Set exercise:
Pictures in the data below are not part of the copy; transcribe everything else exactly.

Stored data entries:

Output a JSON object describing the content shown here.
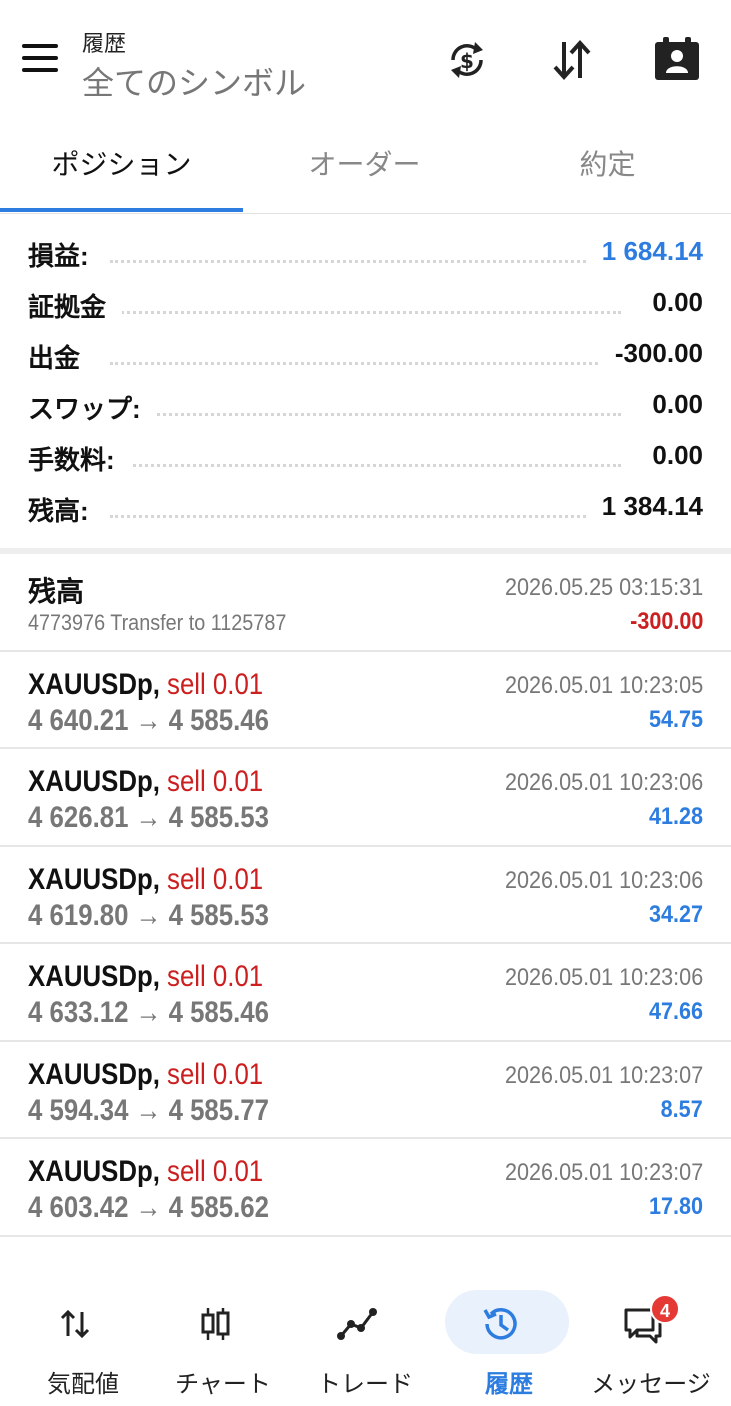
{
  "header": {
    "title": "履歴",
    "subtitle": "全てのシンボル",
    "icons": [
      "menu-icon",
      "currency-exchange-icon",
      "sort-icon",
      "account-icon"
    ]
  },
  "tabs": [
    {
      "label": "ポジション",
      "active": true
    },
    {
      "label": "オーダー",
      "active": false
    },
    {
      "label": "約定",
      "active": false
    }
  ],
  "summary": [
    {
      "label": "損益:",
      "value": "1 684.14",
      "color": "#2d7de0"
    },
    {
      "label": "証拠金",
      "value": "0.00"
    },
    {
      "label": "出金",
      "value": "-300.00"
    },
    {
      "label": "スワップ:",
      "value": "0.00"
    },
    {
      "label": "手数料:",
      "value": "0.00"
    },
    {
      "label": "残高:",
      "value": "1 384.14"
    }
  ],
  "balance_entry": {
    "title": "残高",
    "comment": "4773976 Transfer to 1125787",
    "time": "2026.05.25 03:15:31",
    "amount": "-300.00"
  },
  "deals": [
    {
      "symbol": "XAUUSDp,",
      "side": "sell 0.01",
      "prices": "4 640.21 → 4 585.46",
      "time": "2026.05.01 10:23:05",
      "profit": "54.75"
    },
    {
      "symbol": "XAUUSDp,",
      "side": "sell 0.01",
      "prices": "4 626.81 → 4 585.53",
      "time": "2026.05.01 10:23:06",
      "profit": "41.28"
    },
    {
      "symbol": "XAUUSDp,",
      "side": "sell 0.01",
      "prices": "4 619.80 → 4 585.53",
      "time": "2026.05.01 10:23:06",
      "profit": "34.27"
    },
    {
      "symbol": "XAUUSDp,",
      "side": "sell 0.01",
      "prices": "4 633.12 → 4 585.46",
      "time": "2026.05.01 10:23:06",
      "profit": "47.66"
    },
    {
      "symbol": "XAUUSDp,",
      "side": "sell 0.01",
      "prices": "4 594.34 → 4 585.77",
      "time": "2026.05.01 10:23:07",
      "profit": "8.57"
    },
    {
      "symbol": "XAUUSDp,",
      "side": "sell 0.01",
      "prices": "4 603.42 → 4 585.62",
      "time": "2026.05.01 10:23:07",
      "profit": "17.80"
    }
  ],
  "bottom_nav": [
    {
      "label": "気配値",
      "icon": "quotes-icon"
    },
    {
      "label": "チャート",
      "icon": "chart-icon"
    },
    {
      "label": "トレード",
      "icon": "trade-icon"
    },
    {
      "label": "履歴",
      "icon": "history-icon",
      "active": true
    },
    {
      "label": "メッセージ",
      "icon": "messages-icon",
      "badge": "4"
    }
  ],
  "colors": {
    "accent": "#2d7de0",
    "loss": "#cc1f1f",
    "text_muted": "#777777"
  }
}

Result for this exercise:
Output a JSON object describing the content shown here.
{
  "header": {
    "title": "履歴",
    "subtitle": "全てのシンボル",
    "icons": [
      "menu-icon",
      "currency-exchange-icon",
      "sort-icon",
      "account-icon"
    ]
  },
  "tabs": [
    {
      "label": "ポジション",
      "active": true
    },
    {
      "label": "オーダー",
      "active": false
    },
    {
      "label": "約定",
      "active": false
    }
  ],
  "summary": [
    {
      "label": "損益:",
      "value": "1 684.14",
      "color": "#2d7de0"
    },
    {
      "label": "証拠金",
      "value": "0.00"
    },
    {
      "label": "出金",
      "value": "-300.00"
    },
    {
      "label": "スワップ:",
      "value": "0.00"
    },
    {
      "label": "手数料:",
      "value": "0.00"
    },
    {
      "label": "残高:",
      "value": "1 384.14"
    }
  ],
  "balance_entry": {
    "title": "残高",
    "comment": "4773976 Transfer to 1125787",
    "time": "2026.05.25 03:15:31",
    "amount": "-300.00"
  },
  "deals": [
    {
      "symbol": "XAUUSDp,",
      "side": "sell 0.01",
      "prices": "4 640.21 → 4 585.46",
      "time": "2026.05.01 10:23:05",
      "profit": "54.75"
    },
    {
      "symbol": "XAUUSDp,",
      "side": "sell 0.01",
      "prices": "4 626.81 → 4 585.53",
      "time": "2026.05.01 10:23:06",
      "profit": "41.28"
    },
    {
      "symbol": "XAUUSDp,",
      "side": "sell 0.01",
      "prices": "4 619.80 → 4 585.53",
      "time": "2026.05.01 10:23:06",
      "profit": "34.27"
    },
    {
      "symbol": "XAUUSDp,",
      "side": "sell 0.01",
      "prices": "4 633.12 → 4 585.46",
      "time": "2026.05.01 10:23:06",
      "profit": "47.66"
    },
    {
      "symbol": "XAUUSDp,",
      "side": "sell 0.01",
      "prices": "4 594.34 → 4 585.77",
      "time": "2026.05.01 10:23:07",
      "profit": "8.57"
    },
    {
      "symbol": "XAUUSDp,",
      "side": "sell 0.01",
      "prices": "4 603.42 → 4 585.62",
      "time": "2026.05.01 10:23:07",
      "profit": "17.80"
    }
  ],
  "bottom_nav": [
    {
      "label": "気配値",
      "icon": "quotes-icon"
    },
    {
      "label": "チャート",
      "icon": "chart-icon"
    },
    {
      "label": "トレード",
      "icon": "trade-icon"
    },
    {
      "label": "履歴",
      "icon": "history-icon",
      "active": true
    },
    {
      "label": "メッセージ",
      "icon": "messages-icon",
      "badge": "4"
    }
  ],
  "colors": {
    "accent": "#2d7de0",
    "loss": "#cc1f1f",
    "text_muted": "#777777"
  }
}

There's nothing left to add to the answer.